WHAT THE TASK REQUIRES:
In the excerpt on microbes and food below, what does the passage say word for word, starting with the words "The Paradox of" and ending with "for absolute control."? Reproduce it exactly.

The Paradox of Vertical Farming
Conversely, the study by Lukáš Senft, Tereza Stöckelová, and Varvara Borisova on vertical farming and cultivated meat reveals that even cutting-edge technologies are often bound by old, Pasteurian logics. These facilities rely on microbial collaboration to function, yet they are governed by a politics of intense containment. By attempting to "clean" the indoor environment of "unwanted" microbial encounters, vertical farmers replicate the productivist, efficiency-driven mindsets of the 1950s, highlighting a persistent tension between innovation and the desire for absolute control.
Official Perspectives: Rethinking Terroir and Belonging
A significant contribution of this issue is its deconstruction of "terroir." Traditionally defined as the physical and environmental characteristics of a place, the contributors argue that terroir must be expanded to include human-microbial interventions.
- Digestive Belonging: Overstreet’s ethnography of raw milk farmers introduces the concept of "digestive belonging," suggesting that our guts are biologically and immunologically "remade" by the environments we inhabit. This suggests that terroir is not just in the soil, but in the gut.

Dataset entries:
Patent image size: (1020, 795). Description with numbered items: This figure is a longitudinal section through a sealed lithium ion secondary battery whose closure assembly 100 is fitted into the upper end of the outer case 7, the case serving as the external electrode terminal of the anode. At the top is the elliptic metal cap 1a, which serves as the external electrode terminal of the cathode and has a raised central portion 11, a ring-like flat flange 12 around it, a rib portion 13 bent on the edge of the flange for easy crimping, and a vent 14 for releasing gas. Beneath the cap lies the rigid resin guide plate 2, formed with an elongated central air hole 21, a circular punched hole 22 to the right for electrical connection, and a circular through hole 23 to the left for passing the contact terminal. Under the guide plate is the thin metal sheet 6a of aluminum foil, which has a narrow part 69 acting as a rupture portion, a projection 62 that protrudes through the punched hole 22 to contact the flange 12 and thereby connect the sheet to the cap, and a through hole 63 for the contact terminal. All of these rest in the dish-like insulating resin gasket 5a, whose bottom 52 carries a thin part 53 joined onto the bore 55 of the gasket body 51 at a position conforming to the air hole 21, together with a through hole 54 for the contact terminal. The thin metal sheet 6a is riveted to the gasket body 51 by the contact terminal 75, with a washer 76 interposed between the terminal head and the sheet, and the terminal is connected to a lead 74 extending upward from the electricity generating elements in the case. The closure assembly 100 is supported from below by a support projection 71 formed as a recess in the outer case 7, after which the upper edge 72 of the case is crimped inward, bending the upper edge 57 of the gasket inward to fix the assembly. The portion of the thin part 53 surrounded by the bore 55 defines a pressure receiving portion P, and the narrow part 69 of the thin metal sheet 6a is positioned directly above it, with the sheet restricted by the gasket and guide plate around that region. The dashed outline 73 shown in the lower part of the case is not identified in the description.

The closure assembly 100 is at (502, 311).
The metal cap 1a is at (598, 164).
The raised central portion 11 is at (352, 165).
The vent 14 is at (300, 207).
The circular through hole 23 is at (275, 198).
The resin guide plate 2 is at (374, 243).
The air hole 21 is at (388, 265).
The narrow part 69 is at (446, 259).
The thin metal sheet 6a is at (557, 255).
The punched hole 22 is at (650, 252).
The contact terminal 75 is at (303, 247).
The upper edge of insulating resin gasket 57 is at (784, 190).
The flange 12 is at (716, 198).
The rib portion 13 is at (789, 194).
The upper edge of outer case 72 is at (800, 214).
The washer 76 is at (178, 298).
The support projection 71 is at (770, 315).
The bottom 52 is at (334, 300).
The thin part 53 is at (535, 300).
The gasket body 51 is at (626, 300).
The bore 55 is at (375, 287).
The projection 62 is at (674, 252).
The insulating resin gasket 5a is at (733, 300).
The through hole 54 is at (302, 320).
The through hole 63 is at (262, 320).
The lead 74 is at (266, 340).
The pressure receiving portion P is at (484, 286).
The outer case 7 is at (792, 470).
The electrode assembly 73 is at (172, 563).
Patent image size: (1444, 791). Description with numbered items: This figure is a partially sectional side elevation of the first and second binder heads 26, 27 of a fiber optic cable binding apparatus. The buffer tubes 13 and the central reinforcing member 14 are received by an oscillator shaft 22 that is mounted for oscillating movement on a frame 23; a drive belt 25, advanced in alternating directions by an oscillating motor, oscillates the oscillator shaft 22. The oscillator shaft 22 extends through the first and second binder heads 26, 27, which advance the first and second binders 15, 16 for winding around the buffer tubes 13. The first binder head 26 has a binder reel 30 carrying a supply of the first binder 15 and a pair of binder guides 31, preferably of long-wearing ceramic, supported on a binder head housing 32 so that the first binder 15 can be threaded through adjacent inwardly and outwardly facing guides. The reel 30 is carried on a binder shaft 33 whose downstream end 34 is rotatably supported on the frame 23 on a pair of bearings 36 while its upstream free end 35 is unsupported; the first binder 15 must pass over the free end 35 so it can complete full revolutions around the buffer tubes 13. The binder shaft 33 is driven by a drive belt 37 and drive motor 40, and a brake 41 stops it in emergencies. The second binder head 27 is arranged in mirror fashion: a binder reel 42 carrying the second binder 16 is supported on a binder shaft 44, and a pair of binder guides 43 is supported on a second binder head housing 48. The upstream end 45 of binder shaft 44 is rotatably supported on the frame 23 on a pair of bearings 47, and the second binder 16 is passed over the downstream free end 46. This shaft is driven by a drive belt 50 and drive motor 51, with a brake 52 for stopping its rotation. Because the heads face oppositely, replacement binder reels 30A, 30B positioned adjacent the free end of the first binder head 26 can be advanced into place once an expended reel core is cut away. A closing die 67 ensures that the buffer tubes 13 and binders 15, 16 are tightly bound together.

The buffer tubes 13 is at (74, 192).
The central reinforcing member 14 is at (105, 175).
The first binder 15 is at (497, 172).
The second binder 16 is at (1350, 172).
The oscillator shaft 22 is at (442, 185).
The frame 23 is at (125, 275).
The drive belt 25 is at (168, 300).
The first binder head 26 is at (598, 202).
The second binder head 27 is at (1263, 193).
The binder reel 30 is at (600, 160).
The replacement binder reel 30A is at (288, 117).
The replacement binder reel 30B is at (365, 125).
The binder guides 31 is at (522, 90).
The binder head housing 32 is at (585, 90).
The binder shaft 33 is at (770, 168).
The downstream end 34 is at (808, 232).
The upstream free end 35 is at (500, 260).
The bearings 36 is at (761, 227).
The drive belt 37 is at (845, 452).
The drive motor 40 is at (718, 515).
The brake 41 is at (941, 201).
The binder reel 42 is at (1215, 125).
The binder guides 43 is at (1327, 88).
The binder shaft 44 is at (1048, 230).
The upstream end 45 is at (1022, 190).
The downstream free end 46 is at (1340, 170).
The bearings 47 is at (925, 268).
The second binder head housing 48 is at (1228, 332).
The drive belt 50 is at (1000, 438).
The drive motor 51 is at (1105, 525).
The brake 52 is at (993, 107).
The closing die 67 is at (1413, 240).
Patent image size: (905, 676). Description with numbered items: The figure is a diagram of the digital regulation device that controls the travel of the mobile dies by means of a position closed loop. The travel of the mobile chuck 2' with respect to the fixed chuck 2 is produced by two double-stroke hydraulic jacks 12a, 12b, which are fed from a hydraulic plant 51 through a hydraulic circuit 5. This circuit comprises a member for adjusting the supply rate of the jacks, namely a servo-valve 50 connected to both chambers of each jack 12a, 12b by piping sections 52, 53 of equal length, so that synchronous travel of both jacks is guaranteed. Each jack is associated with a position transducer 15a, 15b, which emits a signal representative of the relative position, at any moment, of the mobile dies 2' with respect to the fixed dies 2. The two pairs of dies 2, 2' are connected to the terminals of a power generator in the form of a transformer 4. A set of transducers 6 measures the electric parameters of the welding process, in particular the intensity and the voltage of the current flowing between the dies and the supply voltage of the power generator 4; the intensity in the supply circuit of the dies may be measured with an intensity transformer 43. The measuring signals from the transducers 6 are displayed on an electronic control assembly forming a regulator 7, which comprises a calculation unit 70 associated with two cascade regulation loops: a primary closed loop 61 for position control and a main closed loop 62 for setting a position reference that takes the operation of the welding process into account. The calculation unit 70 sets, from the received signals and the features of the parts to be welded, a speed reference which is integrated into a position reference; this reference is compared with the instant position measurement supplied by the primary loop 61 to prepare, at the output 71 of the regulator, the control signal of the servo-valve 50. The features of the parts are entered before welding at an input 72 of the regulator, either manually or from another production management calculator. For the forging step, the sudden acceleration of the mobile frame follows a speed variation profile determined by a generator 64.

ANSWER AREA:
The Paradox of Vertical Farming
Conversely, the study by Lukáš Senft, Tereza Stöckelová, and Varvara Borisova on vertical farming and cultivated meat reveals that even cutting-edge technologies are often bound by old, Pasteurian logics. These facilities rely on microbial collaboration to function, yet they are governed by a politics of intense containment. By attempting to "clean" the indoor environment of "unwanted" microbial encounters, vertical farmers replicate the productivist, efficiency-driven mindsets of the 1950s, highlighting a persistent tension between innovation and the desire for absolute control.